* _Instructions to follow_: Take each line that has the word "JSON" and return it.

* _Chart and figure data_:
>> Start

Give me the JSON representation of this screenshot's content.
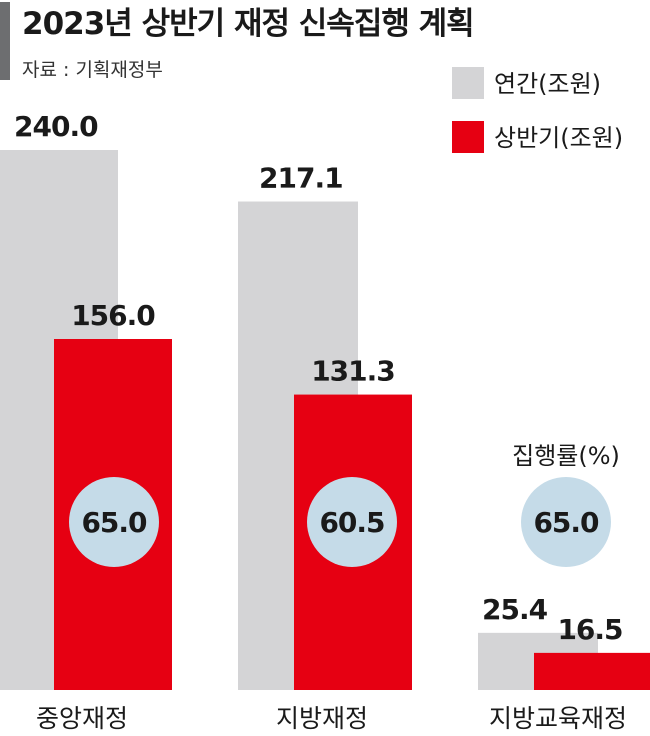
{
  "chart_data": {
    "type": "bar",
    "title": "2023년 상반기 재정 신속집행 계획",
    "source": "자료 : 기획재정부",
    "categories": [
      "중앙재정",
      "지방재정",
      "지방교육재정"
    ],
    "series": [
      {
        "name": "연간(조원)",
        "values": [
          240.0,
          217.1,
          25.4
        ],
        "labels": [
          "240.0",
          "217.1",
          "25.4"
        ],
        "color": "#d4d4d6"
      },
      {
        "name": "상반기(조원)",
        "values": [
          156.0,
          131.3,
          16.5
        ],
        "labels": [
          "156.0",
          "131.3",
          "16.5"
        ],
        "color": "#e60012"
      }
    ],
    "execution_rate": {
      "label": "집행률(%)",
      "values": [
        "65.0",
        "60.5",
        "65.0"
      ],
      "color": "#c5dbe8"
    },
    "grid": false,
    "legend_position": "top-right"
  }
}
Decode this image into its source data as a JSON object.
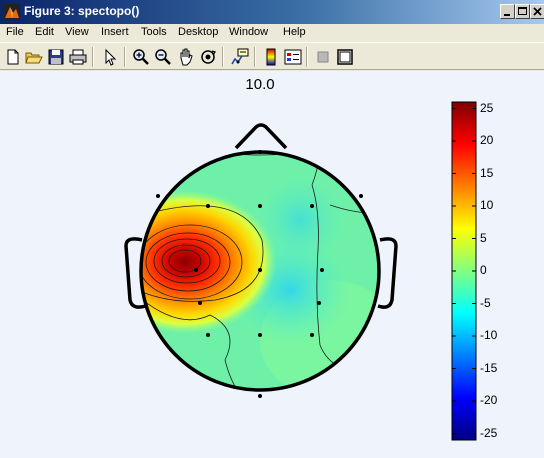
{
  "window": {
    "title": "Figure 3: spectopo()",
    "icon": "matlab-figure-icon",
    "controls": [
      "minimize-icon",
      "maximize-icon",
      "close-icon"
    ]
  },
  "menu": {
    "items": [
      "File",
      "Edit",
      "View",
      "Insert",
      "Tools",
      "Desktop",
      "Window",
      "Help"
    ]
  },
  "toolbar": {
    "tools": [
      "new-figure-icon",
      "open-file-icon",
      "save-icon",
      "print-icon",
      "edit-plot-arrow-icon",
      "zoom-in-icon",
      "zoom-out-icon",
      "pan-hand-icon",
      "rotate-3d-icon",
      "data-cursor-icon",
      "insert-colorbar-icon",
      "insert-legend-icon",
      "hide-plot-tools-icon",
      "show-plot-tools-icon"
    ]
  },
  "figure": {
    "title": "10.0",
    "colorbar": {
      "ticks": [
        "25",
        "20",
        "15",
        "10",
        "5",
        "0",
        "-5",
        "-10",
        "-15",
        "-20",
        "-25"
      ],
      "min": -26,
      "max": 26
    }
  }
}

>> End

* _Task output_:
Give me the JSON representation of this screenshot's content.
Decode this image into its source data as a JSON object.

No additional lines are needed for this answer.